- Opening Delimiter -

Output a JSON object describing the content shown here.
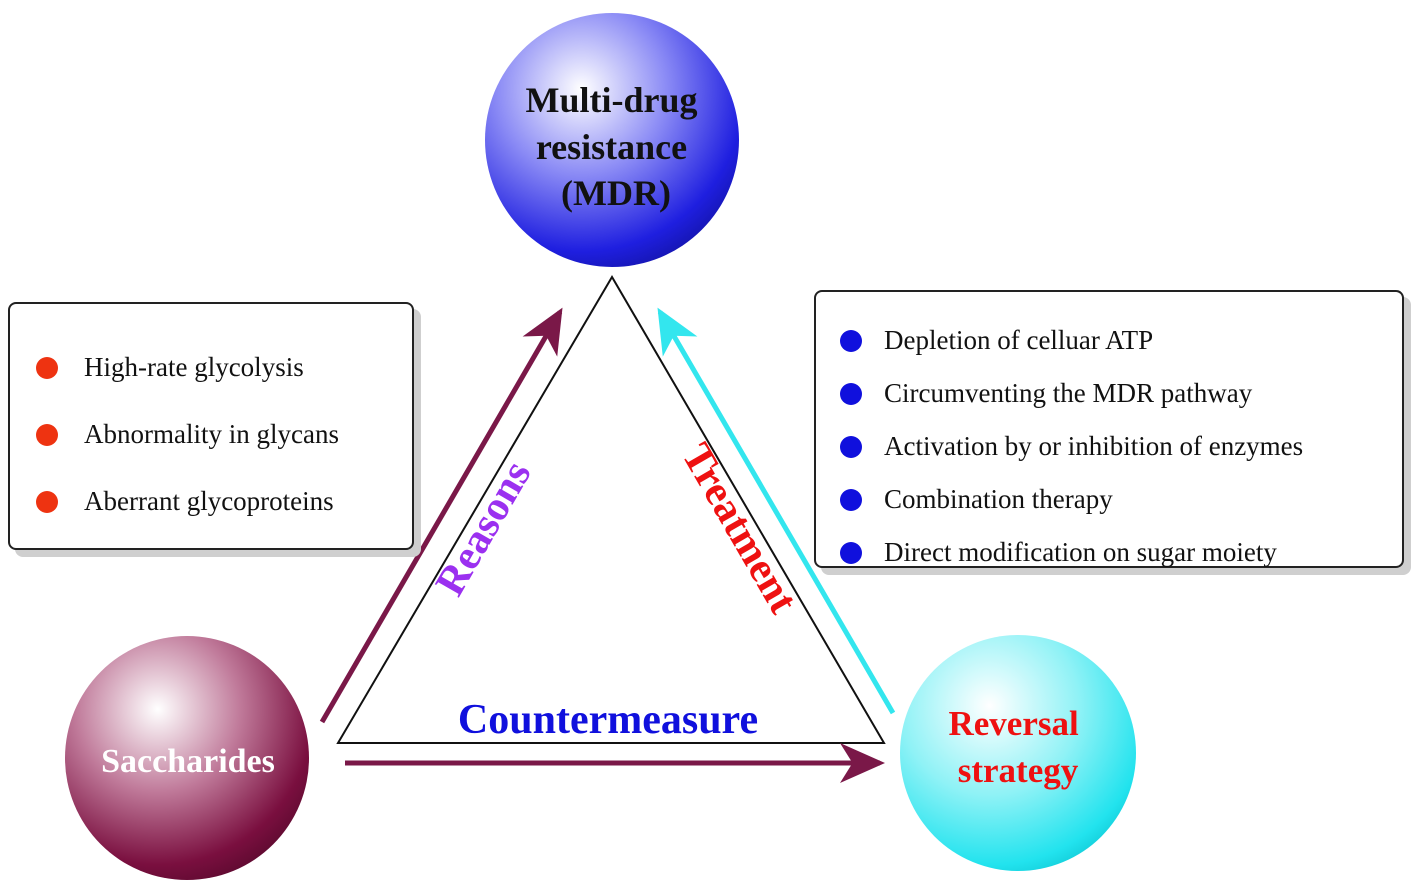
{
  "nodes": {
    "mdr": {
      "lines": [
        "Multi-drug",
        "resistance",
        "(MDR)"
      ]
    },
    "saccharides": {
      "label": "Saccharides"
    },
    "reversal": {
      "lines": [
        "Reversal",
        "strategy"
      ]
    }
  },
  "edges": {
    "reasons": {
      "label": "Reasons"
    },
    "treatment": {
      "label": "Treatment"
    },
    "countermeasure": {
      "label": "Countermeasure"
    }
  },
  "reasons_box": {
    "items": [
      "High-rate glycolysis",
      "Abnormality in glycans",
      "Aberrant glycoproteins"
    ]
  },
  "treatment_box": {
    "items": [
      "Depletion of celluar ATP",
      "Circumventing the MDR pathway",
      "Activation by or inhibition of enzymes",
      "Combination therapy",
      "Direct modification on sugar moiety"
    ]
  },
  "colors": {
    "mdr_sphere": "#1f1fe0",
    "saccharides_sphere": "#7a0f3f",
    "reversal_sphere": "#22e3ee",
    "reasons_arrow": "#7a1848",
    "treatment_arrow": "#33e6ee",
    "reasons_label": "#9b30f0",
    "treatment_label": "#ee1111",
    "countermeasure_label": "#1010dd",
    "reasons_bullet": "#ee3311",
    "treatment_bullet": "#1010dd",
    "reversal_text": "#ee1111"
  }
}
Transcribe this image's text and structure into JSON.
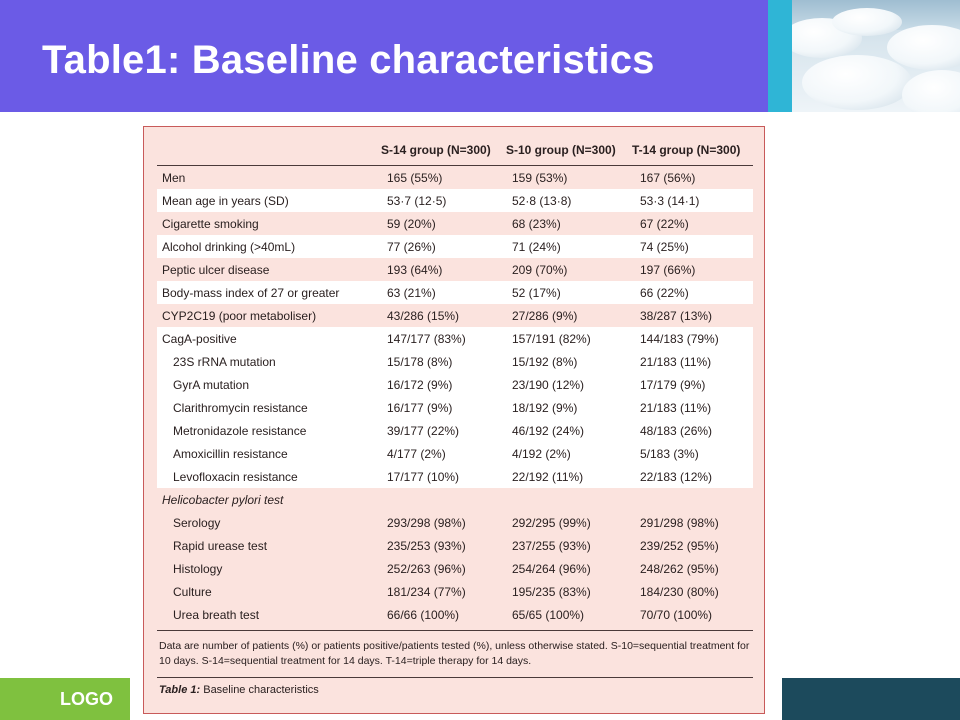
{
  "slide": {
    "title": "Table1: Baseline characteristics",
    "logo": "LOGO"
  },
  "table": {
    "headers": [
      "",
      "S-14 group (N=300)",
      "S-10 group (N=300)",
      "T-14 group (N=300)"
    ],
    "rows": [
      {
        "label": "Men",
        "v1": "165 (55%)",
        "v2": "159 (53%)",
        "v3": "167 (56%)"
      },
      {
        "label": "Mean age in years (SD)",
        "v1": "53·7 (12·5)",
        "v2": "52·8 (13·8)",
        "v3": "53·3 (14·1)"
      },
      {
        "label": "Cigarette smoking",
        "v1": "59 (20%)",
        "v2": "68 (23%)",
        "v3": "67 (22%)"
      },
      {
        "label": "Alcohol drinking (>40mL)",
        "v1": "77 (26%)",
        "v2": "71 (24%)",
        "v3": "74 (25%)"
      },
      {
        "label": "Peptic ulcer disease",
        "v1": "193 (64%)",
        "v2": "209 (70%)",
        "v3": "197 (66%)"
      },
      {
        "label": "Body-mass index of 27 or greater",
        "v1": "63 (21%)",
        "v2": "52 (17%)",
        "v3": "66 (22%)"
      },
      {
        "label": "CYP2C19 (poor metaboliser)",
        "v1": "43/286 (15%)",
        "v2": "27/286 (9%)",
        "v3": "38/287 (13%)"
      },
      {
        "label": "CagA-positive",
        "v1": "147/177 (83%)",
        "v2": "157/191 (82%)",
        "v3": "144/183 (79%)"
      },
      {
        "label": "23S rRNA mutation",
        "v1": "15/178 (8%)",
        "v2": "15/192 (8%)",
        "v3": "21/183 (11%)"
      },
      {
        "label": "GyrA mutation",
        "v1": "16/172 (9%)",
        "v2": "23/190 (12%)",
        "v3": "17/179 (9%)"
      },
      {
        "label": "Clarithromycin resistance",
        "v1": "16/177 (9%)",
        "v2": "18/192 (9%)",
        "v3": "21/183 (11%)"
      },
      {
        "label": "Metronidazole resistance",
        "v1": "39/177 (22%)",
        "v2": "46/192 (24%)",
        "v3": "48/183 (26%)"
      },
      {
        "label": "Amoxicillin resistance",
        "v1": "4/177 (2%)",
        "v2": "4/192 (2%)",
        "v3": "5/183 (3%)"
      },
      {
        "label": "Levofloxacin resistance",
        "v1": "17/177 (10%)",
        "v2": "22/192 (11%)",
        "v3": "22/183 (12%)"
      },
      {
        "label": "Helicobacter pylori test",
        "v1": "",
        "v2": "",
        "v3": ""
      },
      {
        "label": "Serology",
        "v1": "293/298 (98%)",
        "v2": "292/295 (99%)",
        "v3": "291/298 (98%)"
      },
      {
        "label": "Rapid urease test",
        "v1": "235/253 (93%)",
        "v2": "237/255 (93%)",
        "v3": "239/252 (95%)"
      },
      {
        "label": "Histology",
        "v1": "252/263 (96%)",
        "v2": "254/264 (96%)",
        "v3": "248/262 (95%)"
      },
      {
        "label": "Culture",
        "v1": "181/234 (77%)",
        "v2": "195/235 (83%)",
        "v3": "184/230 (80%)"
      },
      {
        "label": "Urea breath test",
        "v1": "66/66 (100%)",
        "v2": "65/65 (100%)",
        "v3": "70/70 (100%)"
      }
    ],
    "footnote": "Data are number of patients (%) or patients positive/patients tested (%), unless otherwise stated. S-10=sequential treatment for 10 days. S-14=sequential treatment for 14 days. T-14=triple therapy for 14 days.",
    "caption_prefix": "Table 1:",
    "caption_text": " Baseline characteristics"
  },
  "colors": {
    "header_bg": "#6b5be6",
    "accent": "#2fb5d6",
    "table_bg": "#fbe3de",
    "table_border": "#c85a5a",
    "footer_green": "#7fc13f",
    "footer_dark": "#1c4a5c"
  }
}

- Closing Delimiter -
- Opening Delimiter -

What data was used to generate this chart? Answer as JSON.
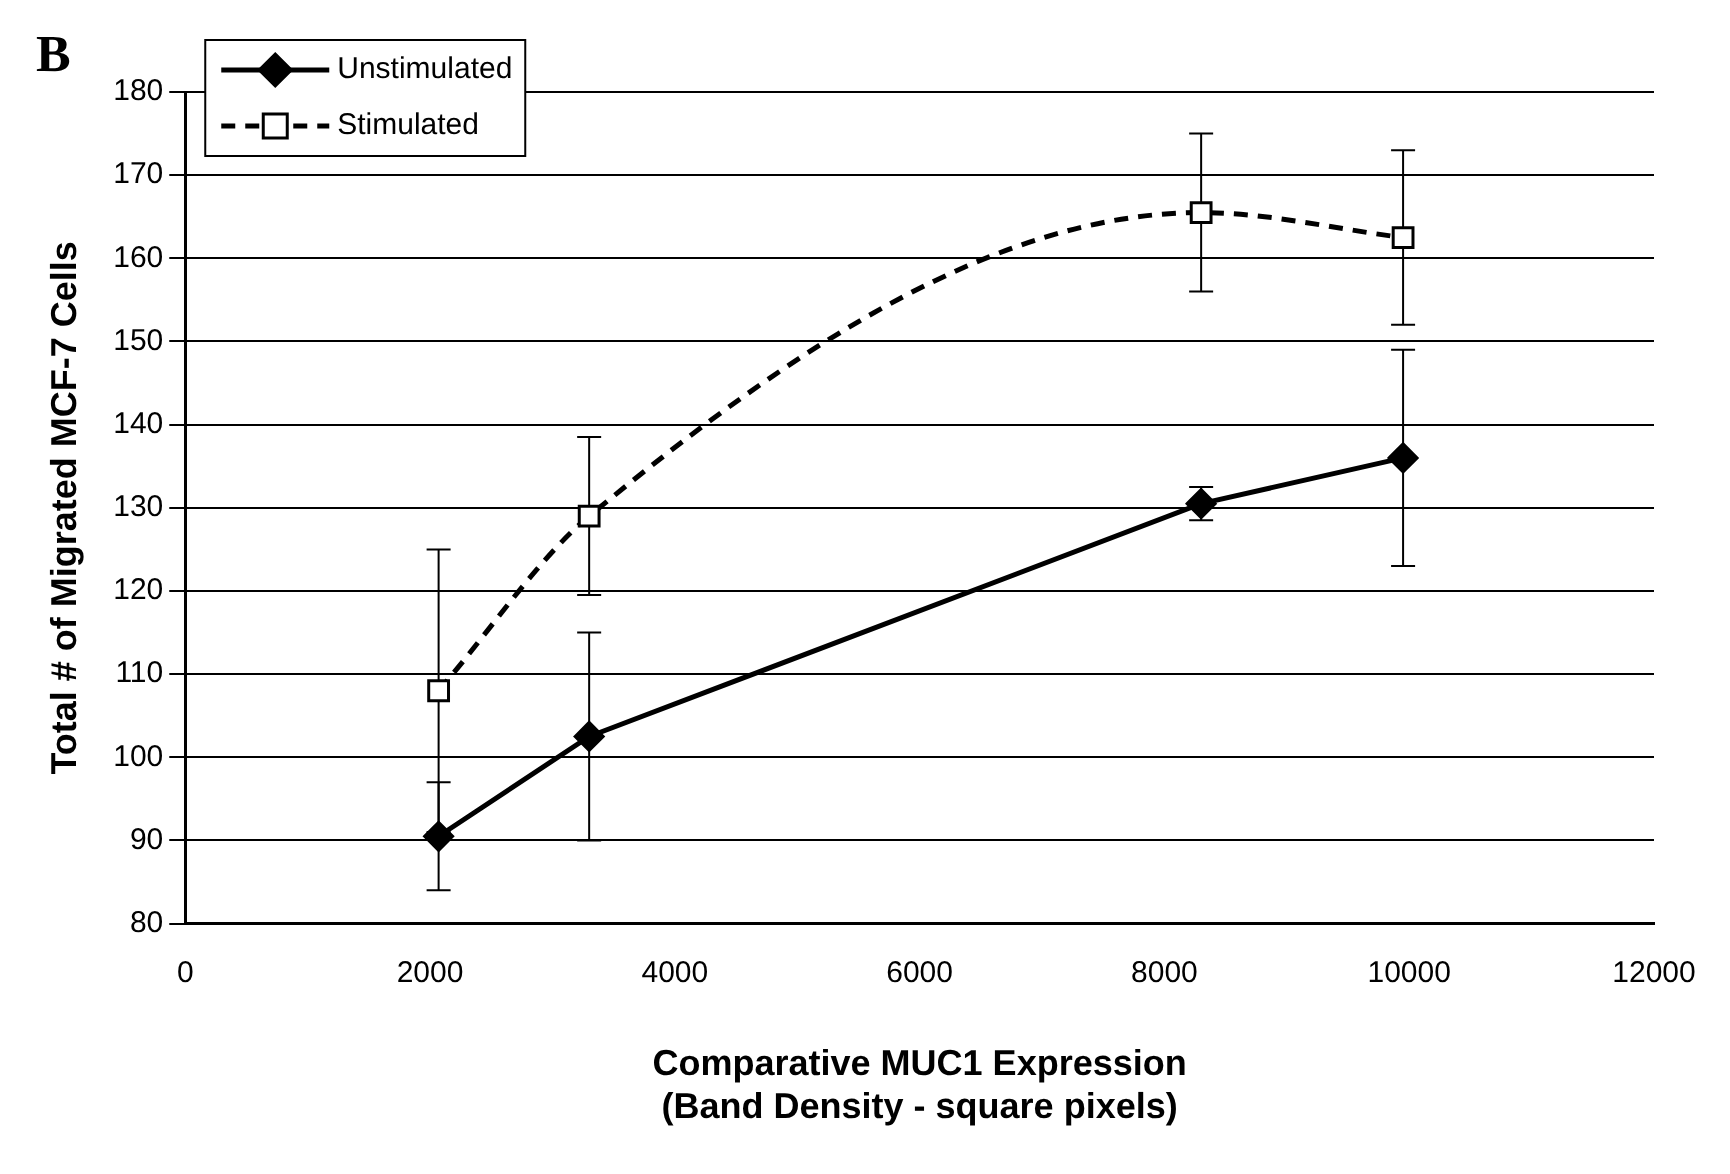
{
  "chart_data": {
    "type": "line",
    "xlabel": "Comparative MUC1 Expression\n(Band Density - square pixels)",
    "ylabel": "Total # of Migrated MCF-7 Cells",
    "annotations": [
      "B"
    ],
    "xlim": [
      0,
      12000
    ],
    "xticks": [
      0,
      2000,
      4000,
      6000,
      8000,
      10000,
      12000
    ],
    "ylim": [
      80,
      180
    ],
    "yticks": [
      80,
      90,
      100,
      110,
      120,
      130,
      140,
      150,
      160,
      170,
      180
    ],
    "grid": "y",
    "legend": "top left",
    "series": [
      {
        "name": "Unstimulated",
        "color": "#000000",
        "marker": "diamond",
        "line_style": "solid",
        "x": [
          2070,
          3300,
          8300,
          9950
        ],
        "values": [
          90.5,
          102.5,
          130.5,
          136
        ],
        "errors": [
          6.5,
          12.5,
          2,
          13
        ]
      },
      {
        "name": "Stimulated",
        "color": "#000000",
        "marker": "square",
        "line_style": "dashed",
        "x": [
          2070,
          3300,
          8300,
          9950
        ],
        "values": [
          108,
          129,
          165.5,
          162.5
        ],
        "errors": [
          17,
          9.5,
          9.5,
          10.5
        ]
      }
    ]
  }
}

- Closing Delimiter -
- Opening Delimiter -

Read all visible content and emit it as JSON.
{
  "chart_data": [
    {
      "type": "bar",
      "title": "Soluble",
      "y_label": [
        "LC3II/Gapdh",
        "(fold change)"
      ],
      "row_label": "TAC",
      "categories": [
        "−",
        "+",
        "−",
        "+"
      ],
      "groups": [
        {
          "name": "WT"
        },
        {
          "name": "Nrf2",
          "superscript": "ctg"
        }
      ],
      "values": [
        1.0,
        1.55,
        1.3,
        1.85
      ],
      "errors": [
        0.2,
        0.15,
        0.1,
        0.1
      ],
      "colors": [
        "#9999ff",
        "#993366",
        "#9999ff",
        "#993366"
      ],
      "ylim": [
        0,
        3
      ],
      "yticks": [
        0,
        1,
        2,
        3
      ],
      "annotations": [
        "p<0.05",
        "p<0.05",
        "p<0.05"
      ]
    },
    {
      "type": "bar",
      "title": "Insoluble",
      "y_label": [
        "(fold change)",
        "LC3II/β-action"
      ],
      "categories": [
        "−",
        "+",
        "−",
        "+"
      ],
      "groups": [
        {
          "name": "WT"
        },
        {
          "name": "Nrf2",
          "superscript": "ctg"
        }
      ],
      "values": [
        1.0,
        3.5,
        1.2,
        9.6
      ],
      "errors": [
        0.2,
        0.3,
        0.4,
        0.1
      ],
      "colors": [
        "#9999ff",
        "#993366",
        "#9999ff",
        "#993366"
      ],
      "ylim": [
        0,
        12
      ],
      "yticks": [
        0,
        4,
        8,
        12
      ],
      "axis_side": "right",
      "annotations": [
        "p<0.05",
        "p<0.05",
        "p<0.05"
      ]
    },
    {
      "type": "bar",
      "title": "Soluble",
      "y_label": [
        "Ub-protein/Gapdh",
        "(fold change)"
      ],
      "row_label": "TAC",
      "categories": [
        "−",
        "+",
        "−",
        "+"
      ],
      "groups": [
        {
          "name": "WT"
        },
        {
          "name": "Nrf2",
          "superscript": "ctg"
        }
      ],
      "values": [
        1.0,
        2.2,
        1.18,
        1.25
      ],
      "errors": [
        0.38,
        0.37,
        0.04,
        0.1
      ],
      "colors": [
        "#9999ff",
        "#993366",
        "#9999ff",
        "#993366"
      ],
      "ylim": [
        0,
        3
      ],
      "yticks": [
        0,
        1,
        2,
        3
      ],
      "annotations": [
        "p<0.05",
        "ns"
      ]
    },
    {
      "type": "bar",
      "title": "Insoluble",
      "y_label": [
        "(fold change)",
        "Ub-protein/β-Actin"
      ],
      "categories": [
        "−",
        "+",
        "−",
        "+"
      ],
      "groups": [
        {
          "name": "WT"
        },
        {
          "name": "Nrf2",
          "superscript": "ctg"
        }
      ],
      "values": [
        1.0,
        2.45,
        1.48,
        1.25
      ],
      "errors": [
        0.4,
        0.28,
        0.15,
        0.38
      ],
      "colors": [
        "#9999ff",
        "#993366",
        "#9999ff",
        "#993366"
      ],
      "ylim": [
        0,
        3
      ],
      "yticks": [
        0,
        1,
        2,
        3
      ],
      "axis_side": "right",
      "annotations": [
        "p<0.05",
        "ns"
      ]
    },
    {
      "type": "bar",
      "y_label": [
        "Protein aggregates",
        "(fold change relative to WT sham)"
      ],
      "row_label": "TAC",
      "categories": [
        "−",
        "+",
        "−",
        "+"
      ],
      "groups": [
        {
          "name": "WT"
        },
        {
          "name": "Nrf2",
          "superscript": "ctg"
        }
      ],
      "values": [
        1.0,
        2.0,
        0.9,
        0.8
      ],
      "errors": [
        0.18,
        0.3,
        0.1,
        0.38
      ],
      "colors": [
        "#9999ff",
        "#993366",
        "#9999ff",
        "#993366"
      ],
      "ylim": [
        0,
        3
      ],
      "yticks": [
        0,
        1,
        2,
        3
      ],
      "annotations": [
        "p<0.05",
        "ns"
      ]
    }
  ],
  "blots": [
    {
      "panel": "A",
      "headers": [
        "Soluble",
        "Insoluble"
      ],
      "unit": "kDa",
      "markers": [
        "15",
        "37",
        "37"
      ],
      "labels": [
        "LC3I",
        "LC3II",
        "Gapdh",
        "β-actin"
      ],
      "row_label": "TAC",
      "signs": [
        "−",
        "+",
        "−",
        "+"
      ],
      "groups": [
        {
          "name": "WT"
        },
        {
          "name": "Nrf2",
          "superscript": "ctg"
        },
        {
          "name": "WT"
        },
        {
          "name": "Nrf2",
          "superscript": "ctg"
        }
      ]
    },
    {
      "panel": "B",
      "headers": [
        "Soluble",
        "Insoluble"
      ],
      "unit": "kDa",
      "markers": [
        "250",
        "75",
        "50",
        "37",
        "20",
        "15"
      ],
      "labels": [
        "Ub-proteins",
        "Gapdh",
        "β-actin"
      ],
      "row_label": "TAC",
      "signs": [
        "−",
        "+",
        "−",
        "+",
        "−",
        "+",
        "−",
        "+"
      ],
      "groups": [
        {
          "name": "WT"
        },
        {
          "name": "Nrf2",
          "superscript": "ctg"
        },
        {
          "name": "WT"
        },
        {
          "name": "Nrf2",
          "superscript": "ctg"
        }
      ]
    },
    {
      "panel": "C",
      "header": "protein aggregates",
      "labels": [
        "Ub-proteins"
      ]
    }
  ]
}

- Closing Delimiter -

** What this task involves **
Above are the records. Identify each line that contains the word "JSON".

** Response to this exercise **
Output a JSON object describing the content shown here.
Transcribe this image's text and structure into JSON.
What data was used to generate this chart? Answer as JSON.
Read all visible content and emit it as JSON.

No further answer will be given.